-- TASK INSTRUCTIONS --
Drop every picture and give the entries back exactly.
— start LISTING —
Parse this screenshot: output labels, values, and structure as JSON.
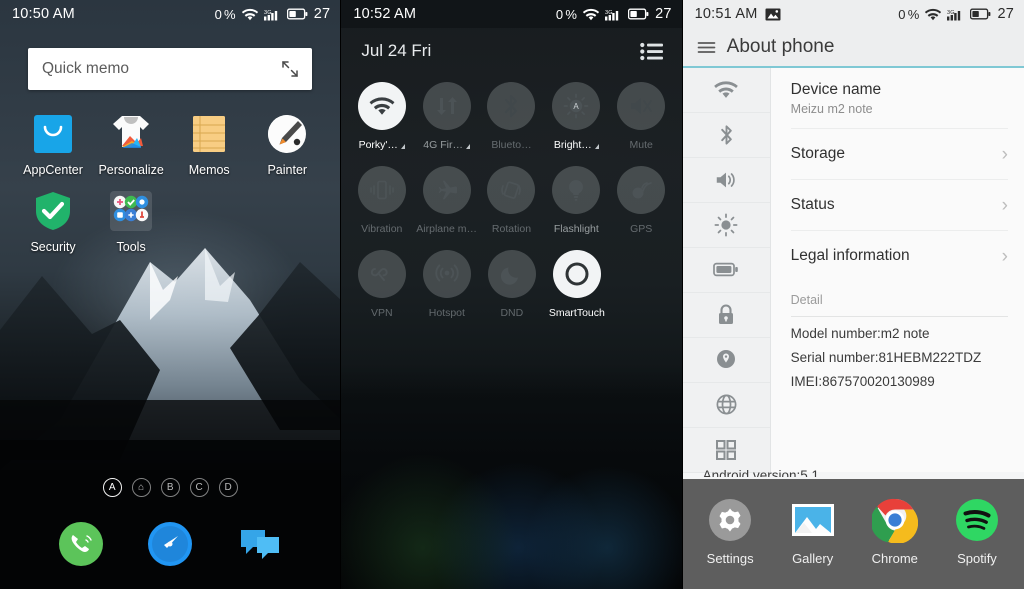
{
  "panels": {
    "home": {
      "status": {
        "time": "10:50 AM",
        "data_rate": "0",
        "data_unit": "%",
        "battery": "27",
        "wifi_icon": "wifi-icon",
        "signal_icon": "signal-3g-icon",
        "battery_icon": "battery-icon"
      },
      "quick_memo": {
        "placeholder": "Quick memo",
        "expand_icon": "expand-icon"
      },
      "apps": [
        {
          "label": "AppCenter",
          "icon": "appcenter-icon"
        },
        {
          "label": "Personalize",
          "icon": "personalize-icon"
        },
        {
          "label": "Memos",
          "icon": "memos-icon"
        },
        {
          "label": "Painter",
          "icon": "painter-icon"
        },
        {
          "label": "Security",
          "icon": "security-shield-icon"
        },
        {
          "label": "Tools",
          "icon": "tools-folder-icon"
        }
      ],
      "page_indicators": [
        {
          "label": "A",
          "active": true
        },
        {
          "label": "⌂",
          "active": false
        },
        {
          "label": "B",
          "active": false
        },
        {
          "label": "C",
          "active": false
        },
        {
          "label": "D",
          "active": false
        }
      ],
      "dock": [
        {
          "name": "phone-dock-icon"
        },
        {
          "name": "browser-dock-icon"
        },
        {
          "name": "messaging-dock-icon"
        }
      ]
    },
    "quick_settings": {
      "status": {
        "time": "10:52 AM",
        "data_rate": "0",
        "data_unit": "%",
        "battery": "27"
      },
      "date": "Jul 24  Fri",
      "list_icon": "list-icon",
      "tiles": [
        [
          {
            "label": "Porky'…",
            "icon": "wifi-icon",
            "on": true,
            "dim": false,
            "arrow": true
          },
          {
            "label": "4G Fir…",
            "icon": "mobile-data-icon",
            "on": false,
            "dim": false,
            "arrow": true
          },
          {
            "label": "Blueto…",
            "icon": "bluetooth-icon",
            "on": false,
            "dim": true,
            "arrow": false
          },
          {
            "label": "Bright…",
            "icon": "brightness-auto-icon",
            "on": false,
            "dim": false,
            "arrow": true
          },
          {
            "label": "Mute",
            "icon": "mute-icon",
            "on": false,
            "dim": true,
            "arrow": false
          }
        ],
        [
          {
            "label": "Vibration",
            "icon": "vibration-icon",
            "on": false,
            "dim": true,
            "arrow": false
          },
          {
            "label": "Airplane m…",
            "icon": "airplane-icon",
            "on": false,
            "dim": true,
            "arrow": false
          },
          {
            "label": "Rotation",
            "icon": "rotation-icon",
            "on": false,
            "dim": true,
            "arrow": false
          },
          {
            "label": "Flashlight",
            "icon": "flashlight-icon",
            "on": false,
            "dim": false,
            "arrow": false
          },
          {
            "label": "GPS",
            "icon": "gps-icon",
            "on": false,
            "dim": true,
            "arrow": false
          }
        ],
        [
          {
            "label": "VPN",
            "icon": "vpn-icon",
            "on": false,
            "dim": true,
            "arrow": false
          },
          {
            "label": "Hotspot",
            "icon": "hotspot-icon",
            "on": false,
            "dim": true,
            "arrow": false
          },
          {
            "label": "DND",
            "icon": "dnd-moon-icon",
            "on": false,
            "dim": true,
            "arrow": false
          },
          {
            "label": "SmartTouch",
            "icon": "smarttouch-icon",
            "on": true,
            "dim": false,
            "arrow": false
          }
        ]
      ]
    },
    "settings": {
      "status": {
        "time": "10:51 AM",
        "data_rate": "0",
        "data_unit": "%",
        "battery": "27",
        "screenshot_icon": "image-icon"
      },
      "menu_icon": "hamburger-menu-icon",
      "title": "About phone",
      "accent_color": "#7fc8d4",
      "sidebar": [
        {
          "icon": "wifi-icon"
        },
        {
          "icon": "bluetooth-icon"
        },
        {
          "icon": "volume-icon"
        },
        {
          "icon": "brightness-icon"
        },
        {
          "icon": "battery-icon"
        },
        {
          "icon": "lock-icon"
        },
        {
          "icon": "location-pin-icon"
        },
        {
          "icon": "globe-icon"
        },
        {
          "icon": "apps-grid-icon"
        }
      ],
      "rows": [
        {
          "title": "Device name",
          "subtitle": "Meizu m2 note",
          "chevron": false
        },
        {
          "title": "Storage",
          "subtitle": "",
          "chevron": true
        },
        {
          "title": "Status",
          "subtitle": "",
          "chevron": true
        },
        {
          "title": "Legal information",
          "subtitle": "",
          "chevron": true
        }
      ],
      "detail_header": "Detail",
      "detail_lines": [
        "Model number:m2 note",
        "Serial number:81HEBM222TDZ",
        "IMEI:867570020130989"
      ],
      "detail_cut_line": "Android version:5.1",
      "dock": [
        {
          "label": "Settings",
          "icon": "gear-icon"
        },
        {
          "label": "Gallery",
          "icon": "gallery-icon"
        },
        {
          "label": "Chrome",
          "icon": "chrome-icon"
        },
        {
          "label": "Spotify",
          "icon": "spotify-icon"
        }
      ]
    }
  }
}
— end LISTING —
-- EXPECTED ANSWER --
Parse this screenshot: output labels, values, and structure as JSON.
{
  "panels": {
    "home": {
      "status": {
        "time": "10:50 AM",
        "data_rate": "0",
        "data_unit": "%",
        "battery": "27",
        "wifi_icon": "wifi-icon",
        "signal_icon": "signal-3g-icon",
        "battery_icon": "battery-icon"
      },
      "quick_memo": {
        "placeholder": "Quick memo",
        "expand_icon": "expand-icon"
      },
      "apps": [
        {
          "label": "AppCenter",
          "icon": "appcenter-icon"
        },
        {
          "label": "Personalize",
          "icon": "personalize-icon"
        },
        {
          "label": "Memos",
          "icon": "memos-icon"
        },
        {
          "label": "Painter",
          "icon": "painter-icon"
        },
        {
          "label": "Security",
          "icon": "security-shield-icon"
        },
        {
          "label": "Tools",
          "icon": "tools-folder-icon"
        }
      ],
      "page_indicators": [
        {
          "label": "A",
          "active": true
        },
        {
          "label": "⌂",
          "active": false
        },
        {
          "label": "B",
          "active": false
        },
        {
          "label": "C",
          "active": false
        },
        {
          "label": "D",
          "active": false
        }
      ],
      "dock": [
        {
          "name": "phone-dock-icon"
        },
        {
          "name": "browser-dock-icon"
        },
        {
          "name": "messaging-dock-icon"
        }
      ]
    },
    "quick_settings": {
      "status": {
        "time": "10:52 AM",
        "data_rate": "0",
        "data_unit": "%",
        "battery": "27"
      },
      "date": "Jul 24  Fri",
      "list_icon": "list-icon",
      "tiles": [
        [
          {
            "label": "Porky'…",
            "icon": "wifi-icon",
            "on": true,
            "dim": false,
            "arrow": true
          },
          {
            "label": "4G Fir…",
            "icon": "mobile-data-icon",
            "on": false,
            "dim": false,
            "arrow": true
          },
          {
            "label": "Blueto…",
            "icon": "bluetooth-icon",
            "on": false,
            "dim": true,
            "arrow": false
          },
          {
            "label": "Bright…",
            "icon": "brightness-auto-icon",
            "on": false,
            "dim": false,
            "arrow": true
          },
          {
            "label": "Mute",
            "icon": "mute-icon",
            "on": false,
            "dim": true,
            "arrow": false
          }
        ],
        [
          {
            "label": "Vibration",
            "icon": "vibration-icon",
            "on": false,
            "dim": true,
            "arrow": false
          },
          {
            "label": "Airplane m…",
            "icon": "airplane-icon",
            "on": false,
            "dim": true,
            "arrow": false
          },
          {
            "label": "Rotation",
            "icon": "rotation-icon",
            "on": false,
            "dim": true,
            "arrow": false
          },
          {
            "label": "Flashlight",
            "icon": "flashlight-icon",
            "on": false,
            "dim": false,
            "arrow": false
          },
          {
            "label": "GPS",
            "icon": "gps-icon",
            "on": false,
            "dim": true,
            "arrow": false
          }
        ],
        [
          {
            "label": "VPN",
            "icon": "vpn-icon",
            "on": false,
            "dim": true,
            "arrow": false
          },
          {
            "label": "Hotspot",
            "icon": "hotspot-icon",
            "on": false,
            "dim": true,
            "arrow": false
          },
          {
            "label": "DND",
            "icon": "dnd-moon-icon",
            "on": false,
            "dim": true,
            "arrow": false
          },
          {
            "label": "SmartTouch",
            "icon": "smarttouch-icon",
            "on": true,
            "dim": false,
            "arrow": false
          }
        ]
      ]
    },
    "settings": {
      "status": {
        "time": "10:51 AM",
        "data_rate": "0",
        "data_unit": "%",
        "battery": "27",
        "screenshot_icon": "image-icon"
      },
      "menu_icon": "hamburger-menu-icon",
      "title": "About phone",
      "accent_color": "#7fc8d4",
      "sidebar": [
        {
          "icon": "wifi-icon"
        },
        {
          "icon": "bluetooth-icon"
        },
        {
          "icon": "volume-icon"
        },
        {
          "icon": "brightness-icon"
        },
        {
          "icon": "battery-icon"
        },
        {
          "icon": "lock-icon"
        },
        {
          "icon": "location-pin-icon"
        },
        {
          "icon": "globe-icon"
        },
        {
          "icon": "apps-grid-icon"
        }
      ],
      "rows": [
        {
          "title": "Device name",
          "subtitle": "Meizu m2 note",
          "chevron": false
        },
        {
          "title": "Storage",
          "subtitle": "",
          "chevron": true
        },
        {
          "title": "Status",
          "subtitle": "",
          "chevron": true
        },
        {
          "title": "Legal information",
          "subtitle": "",
          "chevron": true
        }
      ],
      "detail_header": "Detail",
      "detail_lines": [
        "Model number:m2 note",
        "Serial number:81HEBM222TDZ",
        "IMEI:867570020130989"
      ],
      "detail_cut_line": "Android version:5.1",
      "dock": [
        {
          "label": "Settings",
          "icon": "gear-icon"
        },
        {
          "label": "Gallery",
          "icon": "gallery-icon"
        },
        {
          "label": "Chrome",
          "icon": "chrome-icon"
        },
        {
          "label": "Spotify",
          "icon": "spotify-icon"
        }
      ]
    }
  }
}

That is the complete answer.